Records to process ->
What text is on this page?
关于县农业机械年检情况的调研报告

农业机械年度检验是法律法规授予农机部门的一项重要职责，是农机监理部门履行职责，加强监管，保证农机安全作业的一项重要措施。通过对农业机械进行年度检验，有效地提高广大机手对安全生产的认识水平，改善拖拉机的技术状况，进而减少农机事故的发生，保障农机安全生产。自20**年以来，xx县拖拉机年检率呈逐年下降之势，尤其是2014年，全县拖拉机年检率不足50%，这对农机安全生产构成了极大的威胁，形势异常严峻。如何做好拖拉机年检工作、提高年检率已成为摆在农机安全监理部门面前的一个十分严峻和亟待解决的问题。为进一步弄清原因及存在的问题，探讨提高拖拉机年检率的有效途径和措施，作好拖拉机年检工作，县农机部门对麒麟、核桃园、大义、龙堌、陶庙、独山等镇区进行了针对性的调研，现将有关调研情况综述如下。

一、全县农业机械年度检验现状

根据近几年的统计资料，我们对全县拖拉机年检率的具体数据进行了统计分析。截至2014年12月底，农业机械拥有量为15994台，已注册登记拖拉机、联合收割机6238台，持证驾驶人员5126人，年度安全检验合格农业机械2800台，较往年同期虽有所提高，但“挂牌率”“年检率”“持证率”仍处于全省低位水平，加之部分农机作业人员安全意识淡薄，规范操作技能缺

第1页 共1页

Exercise requirements ->
All of the lines above need to be given again exactly.

Solved problem ->
What text is on this page?
关于县农业机械年检情况的调研报告

农业机械年度检验是法律法规授予农机部门的一项重要职责，是农机监理部门履行职责，加强监管，保证农机安全作业的一项重要措施。通过对农业机械进行年度检验，有效地提高广大机手对安全生产的认识水平，改善拖拉机的技术状况，进而减少农机事故的发生，保障农机安全生产。自20**年以来，xx县拖拉机年检率呈逐年下降之势，尤其是2014年，全县拖拉机年检率不足50%，这对农机安全生产构成了极大的威胁，形势异常严峻。如何做好拖拉机年检工作、提高年检率已成为摆在农机安全监理部门面前的一个十分严峻和亟待解决的问题。为进一步弄清原因及存在的问题，探讨提高拖拉机年检率的有效途径和措施，作好拖拉机年检工作，县农机部门对麒麟、核桃园、大义、龙堌、陶庙、独山等镇区进行了针对性的调研，现将有关调研情况综述如下。

一、全县农业机械年度检验现状

根据近几年的统计资料，我们对全县拖拉机年检率的具体数据进行了统计分析。截至2014年12月底，农业机械拥有量为15994台，已注册登记拖拉机、联合收割机6238台，持证驾驶人员5126人，年度安全检验合格农业机械2800台，较往年同期虽有所提高，但“挂牌率”“年检率”“持证率”仍处于全省低位水平，加之部分农机作业人员安全意识淡薄，规范操作技能缺

第1页 共1页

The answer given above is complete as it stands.